"""

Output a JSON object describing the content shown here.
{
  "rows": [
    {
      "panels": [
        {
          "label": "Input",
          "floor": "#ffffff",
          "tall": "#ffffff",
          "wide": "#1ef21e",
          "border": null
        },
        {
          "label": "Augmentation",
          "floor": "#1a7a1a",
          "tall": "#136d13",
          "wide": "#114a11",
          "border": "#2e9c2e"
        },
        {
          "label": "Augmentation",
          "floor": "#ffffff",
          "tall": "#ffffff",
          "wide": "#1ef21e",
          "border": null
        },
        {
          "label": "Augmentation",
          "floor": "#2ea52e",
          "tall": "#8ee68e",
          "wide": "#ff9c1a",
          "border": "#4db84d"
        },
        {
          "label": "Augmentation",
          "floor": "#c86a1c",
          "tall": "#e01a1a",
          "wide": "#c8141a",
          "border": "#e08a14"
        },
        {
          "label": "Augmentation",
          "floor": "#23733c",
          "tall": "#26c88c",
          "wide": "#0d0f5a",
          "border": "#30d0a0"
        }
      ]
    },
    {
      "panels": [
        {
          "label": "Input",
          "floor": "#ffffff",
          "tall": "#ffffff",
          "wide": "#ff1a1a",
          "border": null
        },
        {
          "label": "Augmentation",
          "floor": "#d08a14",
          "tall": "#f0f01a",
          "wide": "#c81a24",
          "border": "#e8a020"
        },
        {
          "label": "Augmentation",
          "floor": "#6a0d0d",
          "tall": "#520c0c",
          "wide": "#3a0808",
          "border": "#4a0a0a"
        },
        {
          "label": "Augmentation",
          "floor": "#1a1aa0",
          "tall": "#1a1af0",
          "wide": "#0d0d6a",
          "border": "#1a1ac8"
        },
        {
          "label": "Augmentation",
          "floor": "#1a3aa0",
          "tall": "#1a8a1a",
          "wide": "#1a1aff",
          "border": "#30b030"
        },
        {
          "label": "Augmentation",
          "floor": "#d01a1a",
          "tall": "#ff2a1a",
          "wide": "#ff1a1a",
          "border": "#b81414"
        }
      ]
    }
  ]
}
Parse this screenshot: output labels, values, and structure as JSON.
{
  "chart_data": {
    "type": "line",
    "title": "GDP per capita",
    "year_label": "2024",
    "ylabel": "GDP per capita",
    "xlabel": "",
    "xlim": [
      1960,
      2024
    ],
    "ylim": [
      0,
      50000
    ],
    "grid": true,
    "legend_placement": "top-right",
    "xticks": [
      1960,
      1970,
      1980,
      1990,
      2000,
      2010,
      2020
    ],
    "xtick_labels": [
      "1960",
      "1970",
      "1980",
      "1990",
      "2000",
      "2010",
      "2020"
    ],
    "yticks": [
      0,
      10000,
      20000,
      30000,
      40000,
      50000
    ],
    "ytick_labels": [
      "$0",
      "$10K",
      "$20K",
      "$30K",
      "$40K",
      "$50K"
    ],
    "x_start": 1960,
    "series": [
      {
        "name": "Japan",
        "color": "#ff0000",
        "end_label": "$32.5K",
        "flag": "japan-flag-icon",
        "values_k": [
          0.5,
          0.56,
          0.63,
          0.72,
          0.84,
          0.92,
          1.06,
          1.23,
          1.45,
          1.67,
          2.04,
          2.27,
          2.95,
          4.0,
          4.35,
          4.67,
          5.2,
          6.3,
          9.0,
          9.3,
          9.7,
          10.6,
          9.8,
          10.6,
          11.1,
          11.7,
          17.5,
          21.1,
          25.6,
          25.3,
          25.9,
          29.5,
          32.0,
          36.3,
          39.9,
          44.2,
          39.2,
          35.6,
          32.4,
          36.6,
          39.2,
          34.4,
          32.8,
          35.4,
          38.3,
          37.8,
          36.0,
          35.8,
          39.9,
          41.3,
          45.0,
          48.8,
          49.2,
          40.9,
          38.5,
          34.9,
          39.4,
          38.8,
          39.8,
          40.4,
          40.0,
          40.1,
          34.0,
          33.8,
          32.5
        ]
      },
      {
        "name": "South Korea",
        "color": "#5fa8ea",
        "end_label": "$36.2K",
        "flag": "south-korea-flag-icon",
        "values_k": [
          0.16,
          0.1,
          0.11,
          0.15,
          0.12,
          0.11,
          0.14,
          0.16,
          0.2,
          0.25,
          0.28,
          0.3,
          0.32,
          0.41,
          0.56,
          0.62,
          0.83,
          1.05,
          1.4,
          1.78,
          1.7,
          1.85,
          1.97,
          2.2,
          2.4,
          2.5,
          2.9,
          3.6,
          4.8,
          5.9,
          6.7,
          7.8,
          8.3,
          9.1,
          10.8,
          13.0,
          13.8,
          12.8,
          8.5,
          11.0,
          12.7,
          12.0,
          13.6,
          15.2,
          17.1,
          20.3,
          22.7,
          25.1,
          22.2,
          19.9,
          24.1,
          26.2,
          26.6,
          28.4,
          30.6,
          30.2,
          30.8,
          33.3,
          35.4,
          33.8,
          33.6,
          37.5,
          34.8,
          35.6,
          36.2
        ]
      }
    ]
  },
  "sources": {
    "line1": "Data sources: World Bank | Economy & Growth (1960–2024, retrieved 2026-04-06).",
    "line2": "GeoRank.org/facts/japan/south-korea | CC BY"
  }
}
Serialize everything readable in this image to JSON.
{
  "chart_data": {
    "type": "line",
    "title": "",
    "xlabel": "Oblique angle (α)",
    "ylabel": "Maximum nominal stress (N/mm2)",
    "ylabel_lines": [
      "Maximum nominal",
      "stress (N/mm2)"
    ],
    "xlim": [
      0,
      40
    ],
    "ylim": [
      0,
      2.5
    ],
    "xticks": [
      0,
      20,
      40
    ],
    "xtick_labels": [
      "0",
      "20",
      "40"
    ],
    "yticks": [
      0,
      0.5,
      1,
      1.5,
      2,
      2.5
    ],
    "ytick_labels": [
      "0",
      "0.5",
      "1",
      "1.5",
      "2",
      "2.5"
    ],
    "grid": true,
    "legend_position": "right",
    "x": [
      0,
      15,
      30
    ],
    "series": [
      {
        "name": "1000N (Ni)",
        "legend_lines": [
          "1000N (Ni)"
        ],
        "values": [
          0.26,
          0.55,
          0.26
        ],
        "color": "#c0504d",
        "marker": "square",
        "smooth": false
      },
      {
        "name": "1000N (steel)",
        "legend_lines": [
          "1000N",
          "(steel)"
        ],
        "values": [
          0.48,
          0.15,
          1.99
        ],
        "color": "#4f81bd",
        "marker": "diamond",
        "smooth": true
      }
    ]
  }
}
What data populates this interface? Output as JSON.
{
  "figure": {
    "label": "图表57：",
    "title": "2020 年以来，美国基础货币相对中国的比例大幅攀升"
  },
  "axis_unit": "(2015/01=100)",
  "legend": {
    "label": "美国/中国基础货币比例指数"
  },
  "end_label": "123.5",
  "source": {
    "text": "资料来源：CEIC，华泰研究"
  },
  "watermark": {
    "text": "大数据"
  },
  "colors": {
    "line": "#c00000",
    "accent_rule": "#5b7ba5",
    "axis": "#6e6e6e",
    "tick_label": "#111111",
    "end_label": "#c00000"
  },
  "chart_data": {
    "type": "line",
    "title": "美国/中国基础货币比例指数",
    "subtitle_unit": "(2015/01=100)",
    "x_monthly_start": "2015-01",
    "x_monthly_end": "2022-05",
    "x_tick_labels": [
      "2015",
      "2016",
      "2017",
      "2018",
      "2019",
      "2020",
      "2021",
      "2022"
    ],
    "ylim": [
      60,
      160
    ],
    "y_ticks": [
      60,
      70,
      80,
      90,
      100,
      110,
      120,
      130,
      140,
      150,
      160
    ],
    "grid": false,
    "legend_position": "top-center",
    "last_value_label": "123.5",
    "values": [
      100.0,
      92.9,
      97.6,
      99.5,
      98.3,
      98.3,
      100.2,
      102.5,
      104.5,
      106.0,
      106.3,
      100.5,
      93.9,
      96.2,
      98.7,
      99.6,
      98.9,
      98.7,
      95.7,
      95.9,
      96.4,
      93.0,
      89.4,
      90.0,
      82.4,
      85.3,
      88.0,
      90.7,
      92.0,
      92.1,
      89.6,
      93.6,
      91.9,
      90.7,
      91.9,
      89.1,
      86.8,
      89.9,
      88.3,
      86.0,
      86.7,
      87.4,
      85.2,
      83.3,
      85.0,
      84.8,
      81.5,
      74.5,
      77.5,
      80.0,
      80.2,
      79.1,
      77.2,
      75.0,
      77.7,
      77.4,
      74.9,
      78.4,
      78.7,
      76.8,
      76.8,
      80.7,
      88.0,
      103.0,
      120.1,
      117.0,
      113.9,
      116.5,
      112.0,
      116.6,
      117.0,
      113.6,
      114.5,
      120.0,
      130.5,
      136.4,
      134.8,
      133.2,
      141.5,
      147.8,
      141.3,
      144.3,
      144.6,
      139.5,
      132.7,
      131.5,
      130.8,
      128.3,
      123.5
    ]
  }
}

"""

Goal of the exercise: What is the number of lines in these records that contain "Maximum"? Reply with the number only.

The reply: 2